━━ Provided material
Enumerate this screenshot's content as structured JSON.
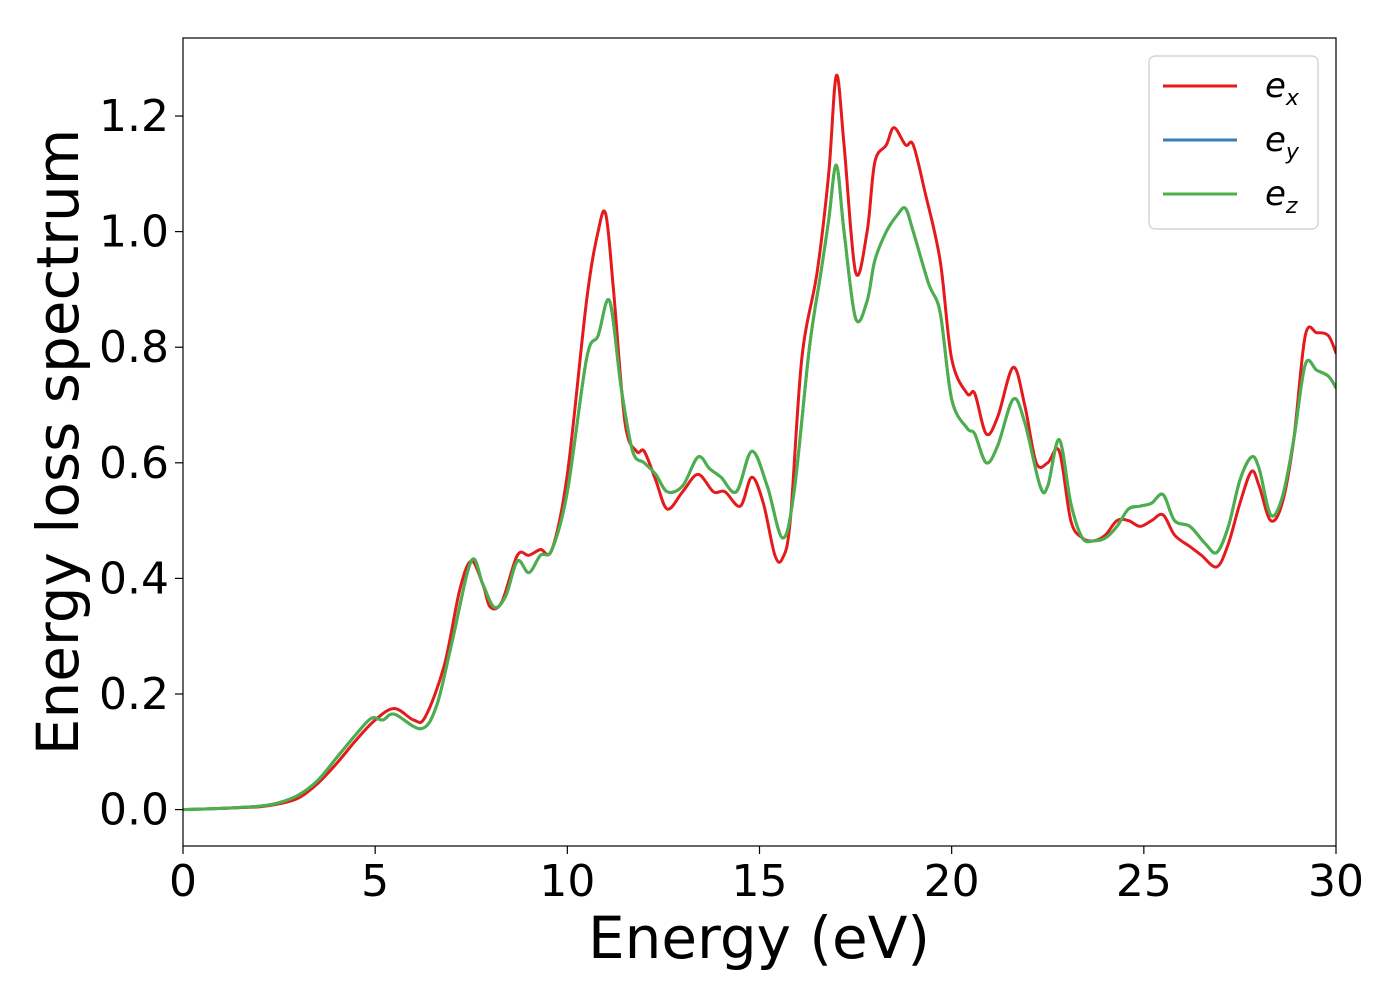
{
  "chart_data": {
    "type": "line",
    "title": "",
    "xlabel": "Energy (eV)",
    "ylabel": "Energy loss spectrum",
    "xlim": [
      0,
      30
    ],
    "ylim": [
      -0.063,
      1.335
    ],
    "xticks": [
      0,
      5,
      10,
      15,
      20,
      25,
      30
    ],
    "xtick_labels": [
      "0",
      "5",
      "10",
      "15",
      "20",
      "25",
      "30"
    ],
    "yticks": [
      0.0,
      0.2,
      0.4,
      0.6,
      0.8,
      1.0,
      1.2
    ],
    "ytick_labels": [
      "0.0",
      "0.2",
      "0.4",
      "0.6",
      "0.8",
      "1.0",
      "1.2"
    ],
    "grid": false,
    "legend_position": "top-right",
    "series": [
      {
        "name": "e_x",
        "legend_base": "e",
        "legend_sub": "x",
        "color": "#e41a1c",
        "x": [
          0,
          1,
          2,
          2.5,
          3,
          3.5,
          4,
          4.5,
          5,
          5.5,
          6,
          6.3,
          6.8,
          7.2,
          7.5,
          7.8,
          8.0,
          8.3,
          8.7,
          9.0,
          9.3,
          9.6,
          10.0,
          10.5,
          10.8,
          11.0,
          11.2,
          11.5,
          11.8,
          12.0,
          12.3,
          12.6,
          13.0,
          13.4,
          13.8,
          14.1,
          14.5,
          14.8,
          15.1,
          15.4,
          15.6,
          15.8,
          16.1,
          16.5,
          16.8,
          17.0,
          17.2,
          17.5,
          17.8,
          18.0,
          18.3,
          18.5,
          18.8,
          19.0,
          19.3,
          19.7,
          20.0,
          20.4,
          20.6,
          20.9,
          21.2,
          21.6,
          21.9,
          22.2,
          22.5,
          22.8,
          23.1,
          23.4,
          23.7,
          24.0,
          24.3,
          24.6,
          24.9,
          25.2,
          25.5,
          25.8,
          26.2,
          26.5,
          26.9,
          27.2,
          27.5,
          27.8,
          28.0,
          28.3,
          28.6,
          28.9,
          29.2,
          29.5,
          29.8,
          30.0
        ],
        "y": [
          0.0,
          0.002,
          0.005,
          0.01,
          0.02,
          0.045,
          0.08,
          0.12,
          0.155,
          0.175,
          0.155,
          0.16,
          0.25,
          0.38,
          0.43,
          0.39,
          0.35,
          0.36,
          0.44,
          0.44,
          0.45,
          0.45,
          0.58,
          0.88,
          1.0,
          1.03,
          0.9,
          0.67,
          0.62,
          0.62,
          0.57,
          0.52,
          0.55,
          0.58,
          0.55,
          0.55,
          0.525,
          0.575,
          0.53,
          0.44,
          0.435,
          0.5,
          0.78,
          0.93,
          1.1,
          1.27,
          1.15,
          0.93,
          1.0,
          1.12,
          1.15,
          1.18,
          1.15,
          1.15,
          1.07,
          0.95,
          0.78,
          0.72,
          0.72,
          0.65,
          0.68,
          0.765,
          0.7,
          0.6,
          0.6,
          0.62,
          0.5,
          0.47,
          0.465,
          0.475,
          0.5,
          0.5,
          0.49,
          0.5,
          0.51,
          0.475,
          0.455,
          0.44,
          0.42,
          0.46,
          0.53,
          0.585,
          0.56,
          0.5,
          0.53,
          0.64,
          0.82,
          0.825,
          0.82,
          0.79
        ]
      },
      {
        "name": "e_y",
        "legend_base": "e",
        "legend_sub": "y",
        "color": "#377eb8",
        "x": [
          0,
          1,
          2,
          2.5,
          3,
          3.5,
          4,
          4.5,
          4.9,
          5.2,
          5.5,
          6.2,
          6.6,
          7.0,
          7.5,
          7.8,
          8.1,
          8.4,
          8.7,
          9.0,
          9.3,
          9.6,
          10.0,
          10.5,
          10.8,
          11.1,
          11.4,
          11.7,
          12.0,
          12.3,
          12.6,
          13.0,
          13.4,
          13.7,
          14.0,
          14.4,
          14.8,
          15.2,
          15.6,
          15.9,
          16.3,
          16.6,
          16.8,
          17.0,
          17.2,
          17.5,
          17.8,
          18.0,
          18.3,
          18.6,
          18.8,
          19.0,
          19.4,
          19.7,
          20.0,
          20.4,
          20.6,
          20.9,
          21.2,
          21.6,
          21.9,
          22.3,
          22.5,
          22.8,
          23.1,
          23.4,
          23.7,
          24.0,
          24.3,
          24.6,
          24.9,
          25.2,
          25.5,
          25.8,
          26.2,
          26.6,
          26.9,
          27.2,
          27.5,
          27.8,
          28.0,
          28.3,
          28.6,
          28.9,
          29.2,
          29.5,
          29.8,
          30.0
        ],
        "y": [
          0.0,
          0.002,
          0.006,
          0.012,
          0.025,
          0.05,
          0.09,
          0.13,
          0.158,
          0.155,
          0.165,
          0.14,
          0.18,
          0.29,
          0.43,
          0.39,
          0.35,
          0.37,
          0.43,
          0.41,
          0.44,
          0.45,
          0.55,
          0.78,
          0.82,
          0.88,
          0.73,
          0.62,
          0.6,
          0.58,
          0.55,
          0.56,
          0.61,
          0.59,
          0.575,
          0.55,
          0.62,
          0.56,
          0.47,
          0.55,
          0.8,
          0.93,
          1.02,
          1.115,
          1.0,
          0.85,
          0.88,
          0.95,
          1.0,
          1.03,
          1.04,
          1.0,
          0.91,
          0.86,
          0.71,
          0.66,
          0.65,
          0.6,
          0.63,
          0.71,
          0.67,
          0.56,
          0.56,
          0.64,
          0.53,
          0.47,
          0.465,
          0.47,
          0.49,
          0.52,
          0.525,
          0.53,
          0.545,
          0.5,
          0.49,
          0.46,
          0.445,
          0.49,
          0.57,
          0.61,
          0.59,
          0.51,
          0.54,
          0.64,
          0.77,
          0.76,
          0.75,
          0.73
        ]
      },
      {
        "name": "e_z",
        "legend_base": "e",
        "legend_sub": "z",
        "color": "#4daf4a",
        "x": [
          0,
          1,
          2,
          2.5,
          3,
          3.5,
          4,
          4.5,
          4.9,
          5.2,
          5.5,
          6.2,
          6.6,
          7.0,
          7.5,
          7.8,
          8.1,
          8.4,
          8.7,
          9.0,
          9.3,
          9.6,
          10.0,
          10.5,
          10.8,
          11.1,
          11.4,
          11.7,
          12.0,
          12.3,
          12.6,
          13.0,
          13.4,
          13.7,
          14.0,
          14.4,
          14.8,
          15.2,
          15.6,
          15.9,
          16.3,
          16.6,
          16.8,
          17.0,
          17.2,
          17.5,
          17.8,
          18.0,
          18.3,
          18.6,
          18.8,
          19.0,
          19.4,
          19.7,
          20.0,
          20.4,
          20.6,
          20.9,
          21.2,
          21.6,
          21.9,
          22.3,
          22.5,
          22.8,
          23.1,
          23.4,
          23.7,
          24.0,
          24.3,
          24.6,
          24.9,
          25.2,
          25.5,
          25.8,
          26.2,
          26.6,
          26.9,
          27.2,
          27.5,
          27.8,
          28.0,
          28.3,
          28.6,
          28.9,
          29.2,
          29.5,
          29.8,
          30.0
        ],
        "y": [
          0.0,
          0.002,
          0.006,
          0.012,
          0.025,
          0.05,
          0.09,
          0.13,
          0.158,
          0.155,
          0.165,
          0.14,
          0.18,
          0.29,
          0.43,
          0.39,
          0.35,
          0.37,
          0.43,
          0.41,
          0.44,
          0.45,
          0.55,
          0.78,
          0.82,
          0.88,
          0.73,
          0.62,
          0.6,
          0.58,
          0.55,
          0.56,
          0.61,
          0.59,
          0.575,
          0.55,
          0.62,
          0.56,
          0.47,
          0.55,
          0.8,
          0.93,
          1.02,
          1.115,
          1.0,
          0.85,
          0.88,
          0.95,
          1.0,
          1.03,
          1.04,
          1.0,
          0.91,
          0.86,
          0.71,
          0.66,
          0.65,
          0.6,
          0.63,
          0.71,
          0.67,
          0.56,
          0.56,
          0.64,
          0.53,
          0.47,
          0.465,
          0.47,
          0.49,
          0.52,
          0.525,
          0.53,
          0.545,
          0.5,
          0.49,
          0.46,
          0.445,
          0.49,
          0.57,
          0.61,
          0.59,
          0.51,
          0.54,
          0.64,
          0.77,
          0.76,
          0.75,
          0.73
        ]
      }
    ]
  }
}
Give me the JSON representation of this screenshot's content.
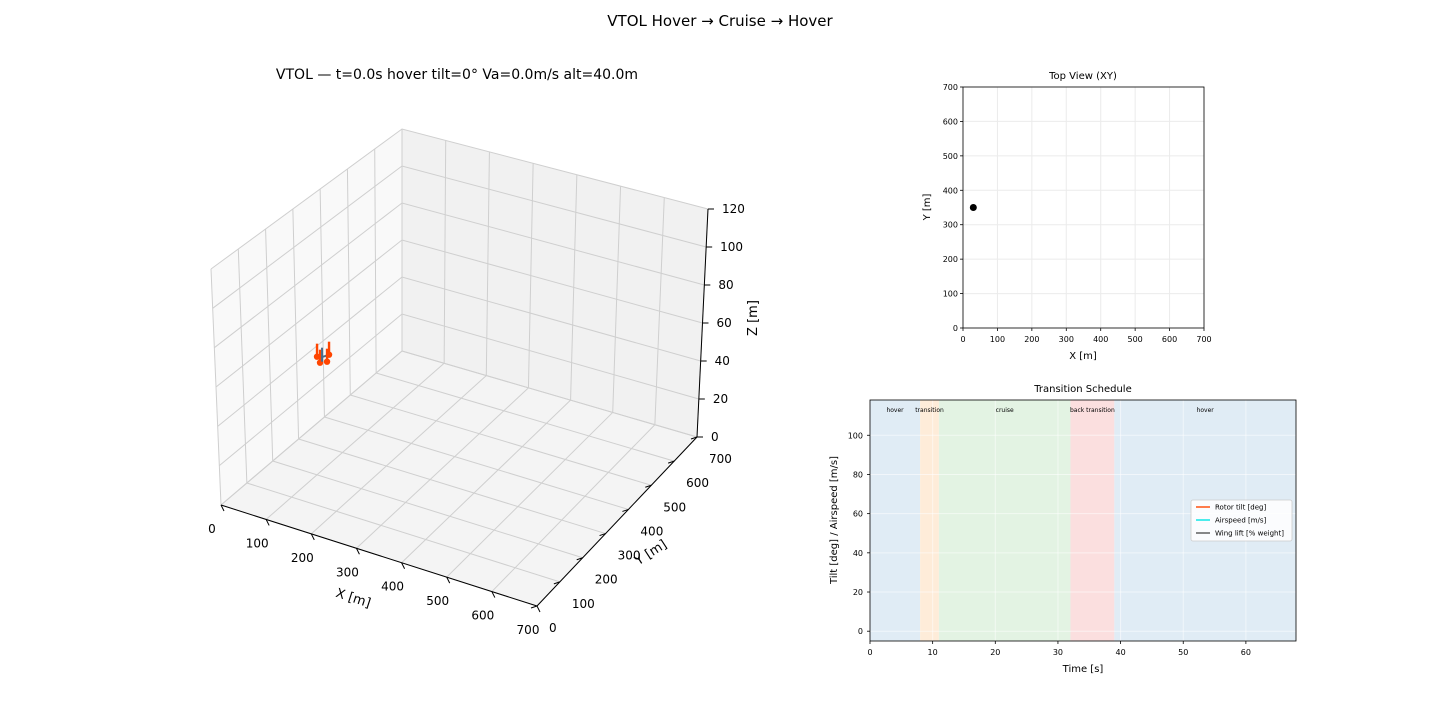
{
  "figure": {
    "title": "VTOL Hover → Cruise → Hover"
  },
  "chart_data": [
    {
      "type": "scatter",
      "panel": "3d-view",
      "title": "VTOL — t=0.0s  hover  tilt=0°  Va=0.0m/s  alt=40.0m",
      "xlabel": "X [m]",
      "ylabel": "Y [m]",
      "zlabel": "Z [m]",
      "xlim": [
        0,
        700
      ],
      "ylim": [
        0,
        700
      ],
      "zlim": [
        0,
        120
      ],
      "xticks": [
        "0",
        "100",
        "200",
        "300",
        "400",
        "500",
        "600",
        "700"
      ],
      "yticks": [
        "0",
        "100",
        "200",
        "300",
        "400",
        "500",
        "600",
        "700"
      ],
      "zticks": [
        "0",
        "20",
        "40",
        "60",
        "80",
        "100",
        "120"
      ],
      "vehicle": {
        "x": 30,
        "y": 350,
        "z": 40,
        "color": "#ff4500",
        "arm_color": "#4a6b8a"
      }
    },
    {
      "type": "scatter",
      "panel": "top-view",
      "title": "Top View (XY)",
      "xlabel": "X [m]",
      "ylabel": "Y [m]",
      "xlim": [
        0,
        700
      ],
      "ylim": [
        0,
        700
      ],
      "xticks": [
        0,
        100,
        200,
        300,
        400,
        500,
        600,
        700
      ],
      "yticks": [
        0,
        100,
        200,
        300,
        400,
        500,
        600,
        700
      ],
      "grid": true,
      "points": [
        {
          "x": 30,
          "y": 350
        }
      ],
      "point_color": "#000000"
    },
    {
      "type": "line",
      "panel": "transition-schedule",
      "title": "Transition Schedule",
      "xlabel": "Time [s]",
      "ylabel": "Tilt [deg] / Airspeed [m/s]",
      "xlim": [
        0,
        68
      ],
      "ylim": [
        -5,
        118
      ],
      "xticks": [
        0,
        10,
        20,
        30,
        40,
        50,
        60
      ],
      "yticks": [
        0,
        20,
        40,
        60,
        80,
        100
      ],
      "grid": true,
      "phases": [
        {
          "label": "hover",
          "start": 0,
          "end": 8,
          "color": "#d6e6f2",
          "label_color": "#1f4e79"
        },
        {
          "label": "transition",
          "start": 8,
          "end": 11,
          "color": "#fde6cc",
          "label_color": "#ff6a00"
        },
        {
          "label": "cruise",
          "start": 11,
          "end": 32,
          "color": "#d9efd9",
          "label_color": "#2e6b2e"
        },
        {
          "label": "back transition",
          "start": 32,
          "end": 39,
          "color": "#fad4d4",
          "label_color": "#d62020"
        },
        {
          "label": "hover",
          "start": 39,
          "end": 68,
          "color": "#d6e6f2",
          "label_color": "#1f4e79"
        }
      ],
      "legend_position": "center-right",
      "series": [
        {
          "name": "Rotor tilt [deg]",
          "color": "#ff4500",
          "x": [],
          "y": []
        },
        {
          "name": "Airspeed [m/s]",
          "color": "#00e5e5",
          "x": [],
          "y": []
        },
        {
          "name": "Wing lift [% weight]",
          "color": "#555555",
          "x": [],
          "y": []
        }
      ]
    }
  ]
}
━━━━
▶ **Description of the task**
State how many lines hold the word "right". The number is the whole answer.

▶ **The output**
2